Data entries for graphics:
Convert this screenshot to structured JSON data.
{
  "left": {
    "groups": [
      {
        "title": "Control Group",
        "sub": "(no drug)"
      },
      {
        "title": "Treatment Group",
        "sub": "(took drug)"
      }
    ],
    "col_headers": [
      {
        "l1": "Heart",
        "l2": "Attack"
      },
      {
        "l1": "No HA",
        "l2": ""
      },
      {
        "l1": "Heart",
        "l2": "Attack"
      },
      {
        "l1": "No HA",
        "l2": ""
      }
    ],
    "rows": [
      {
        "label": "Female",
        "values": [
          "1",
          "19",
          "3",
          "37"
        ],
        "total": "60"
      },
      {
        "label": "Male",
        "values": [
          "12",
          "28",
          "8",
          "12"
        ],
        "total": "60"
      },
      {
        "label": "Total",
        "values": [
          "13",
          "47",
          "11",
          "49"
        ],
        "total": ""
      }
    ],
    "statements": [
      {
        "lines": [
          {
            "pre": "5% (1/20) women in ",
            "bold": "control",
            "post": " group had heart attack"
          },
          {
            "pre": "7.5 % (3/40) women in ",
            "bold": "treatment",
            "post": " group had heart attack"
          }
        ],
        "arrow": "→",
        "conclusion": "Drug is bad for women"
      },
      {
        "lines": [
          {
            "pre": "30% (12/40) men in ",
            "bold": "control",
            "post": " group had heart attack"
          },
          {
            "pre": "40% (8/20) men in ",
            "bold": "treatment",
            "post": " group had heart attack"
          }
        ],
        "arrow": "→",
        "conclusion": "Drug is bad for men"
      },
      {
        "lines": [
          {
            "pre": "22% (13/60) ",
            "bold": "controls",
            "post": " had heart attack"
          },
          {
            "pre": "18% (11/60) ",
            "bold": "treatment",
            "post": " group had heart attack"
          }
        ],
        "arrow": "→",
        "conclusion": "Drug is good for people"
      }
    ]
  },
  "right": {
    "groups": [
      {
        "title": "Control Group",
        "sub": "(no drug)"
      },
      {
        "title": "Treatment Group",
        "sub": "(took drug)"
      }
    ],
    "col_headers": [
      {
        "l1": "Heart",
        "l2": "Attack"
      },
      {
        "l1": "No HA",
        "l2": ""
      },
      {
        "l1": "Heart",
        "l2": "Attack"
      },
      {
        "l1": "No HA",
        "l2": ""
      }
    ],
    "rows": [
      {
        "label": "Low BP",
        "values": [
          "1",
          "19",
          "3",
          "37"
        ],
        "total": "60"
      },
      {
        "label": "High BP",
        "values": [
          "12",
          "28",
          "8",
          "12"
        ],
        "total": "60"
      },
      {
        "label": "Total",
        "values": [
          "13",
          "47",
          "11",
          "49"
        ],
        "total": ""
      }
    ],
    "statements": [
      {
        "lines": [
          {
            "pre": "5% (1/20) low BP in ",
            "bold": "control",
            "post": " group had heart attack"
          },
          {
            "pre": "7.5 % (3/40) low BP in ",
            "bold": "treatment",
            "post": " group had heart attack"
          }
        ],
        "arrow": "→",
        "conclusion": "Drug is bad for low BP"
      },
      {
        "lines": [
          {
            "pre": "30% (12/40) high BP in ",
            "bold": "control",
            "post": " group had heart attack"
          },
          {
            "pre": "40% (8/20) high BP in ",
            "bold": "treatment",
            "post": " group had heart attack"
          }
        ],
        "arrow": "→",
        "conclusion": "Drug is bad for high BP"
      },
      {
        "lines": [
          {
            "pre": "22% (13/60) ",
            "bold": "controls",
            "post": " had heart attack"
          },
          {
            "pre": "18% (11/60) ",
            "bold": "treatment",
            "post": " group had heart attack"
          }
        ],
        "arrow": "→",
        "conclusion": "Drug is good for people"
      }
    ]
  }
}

Required work:
All of the entries above need to be reproduced exactly.

Task output:
Convert this screenshot to structured JSON data.
{
  "left": {
    "groups": [
      {
        "title": "Control Group",
        "sub": "(no drug)"
      },
      {
        "title": "Treatment Group",
        "sub": "(took drug)"
      }
    ],
    "col_headers": [
      {
        "l1": "Heart",
        "l2": "Attack"
      },
      {
        "l1": "No HA",
        "l2": ""
      },
      {
        "l1": "Heart",
        "l2": "Attack"
      },
      {
        "l1": "No HA",
        "l2": ""
      }
    ],
    "rows": [
      {
        "label": "Female",
        "values": [
          "1",
          "19",
          "3",
          "37"
        ],
        "total": "60"
      },
      {
        "label": "Male",
        "values": [
          "12",
          "28",
          "8",
          "12"
        ],
        "total": "60"
      },
      {
        "label": "Total",
        "values": [
          "13",
          "47",
          "11",
          "49"
        ],
        "total": ""
      }
    ],
    "statements": [
      {
        "lines": [
          {
            "pre": "5% (1/20) women in ",
            "bold": "control",
            "post": " group had heart attack"
          },
          {
            "pre": "7.5 % (3/40) women in ",
            "bold": "treatment",
            "post": " group had heart attack"
          }
        ],
        "arrow": "→",
        "conclusion": "Drug is bad for women"
      },
      {
        "lines": [
          {
            "pre": "30% (12/40) men in ",
            "bold": "control",
            "post": " group had heart attack"
          },
          {
            "pre": "40% (8/20) men in ",
            "bold": "treatment",
            "post": " group had heart attack"
          }
        ],
        "arrow": "→",
        "conclusion": "Drug is bad for men"
      },
      {
        "lines": [
          {
            "pre": "22% (13/60) ",
            "bold": "controls",
            "post": " had heart attack"
          },
          {
            "pre": "18% (11/60) ",
            "bold": "treatment",
            "post": " group had heart attack"
          }
        ],
        "arrow": "→",
        "conclusion": "Drug is good for people"
      }
    ]
  },
  "right": {
    "groups": [
      {
        "title": "Control Group",
        "sub": "(no drug)"
      },
      {
        "title": "Treatment Group",
        "sub": "(took drug)"
      }
    ],
    "col_headers": [
      {
        "l1": "Heart",
        "l2": "Attack"
      },
      {
        "l1": "No HA",
        "l2": ""
      },
      {
        "l1": "Heart",
        "l2": "Attack"
      },
      {
        "l1": "No HA",
        "l2": ""
      }
    ],
    "rows": [
      {
        "label": "Low BP",
        "values": [
          "1",
          "19",
          "3",
          "37"
        ],
        "total": "60"
      },
      {
        "label": "High BP",
        "values": [
          "12",
          "28",
          "8",
          "12"
        ],
        "total": "60"
      },
      {
        "label": "Total",
        "values": [
          "13",
          "47",
          "11",
          "49"
        ],
        "total": ""
      }
    ],
    "statements": [
      {
        "lines": [
          {
            "pre": "5% (1/20) low BP in ",
            "bold": "control",
            "post": " group had heart attack"
          },
          {
            "pre": "7.5 % (3/40) low BP in ",
            "bold": "treatment",
            "post": " group had heart attack"
          }
        ],
        "arrow": "→",
        "conclusion": "Drug is bad for low BP"
      },
      {
        "lines": [
          {
            "pre": "30% (12/40) high BP in ",
            "bold": "control",
            "post": " group had heart attack"
          },
          {
            "pre": "40% (8/20) high BP in ",
            "bold": "treatment",
            "post": " group had heart attack"
          }
        ],
        "arrow": "→",
        "conclusion": "Drug is bad for high BP"
      },
      {
        "lines": [
          {
            "pre": "22% (13/60) ",
            "bold": "controls",
            "post": " had heart attack"
          },
          {
            "pre": "18% (11/60) ",
            "bold": "treatment",
            "post": " group had heart attack"
          }
        ],
        "arrow": "→",
        "conclusion": "Drug is good for people"
      }
    ]
  }
}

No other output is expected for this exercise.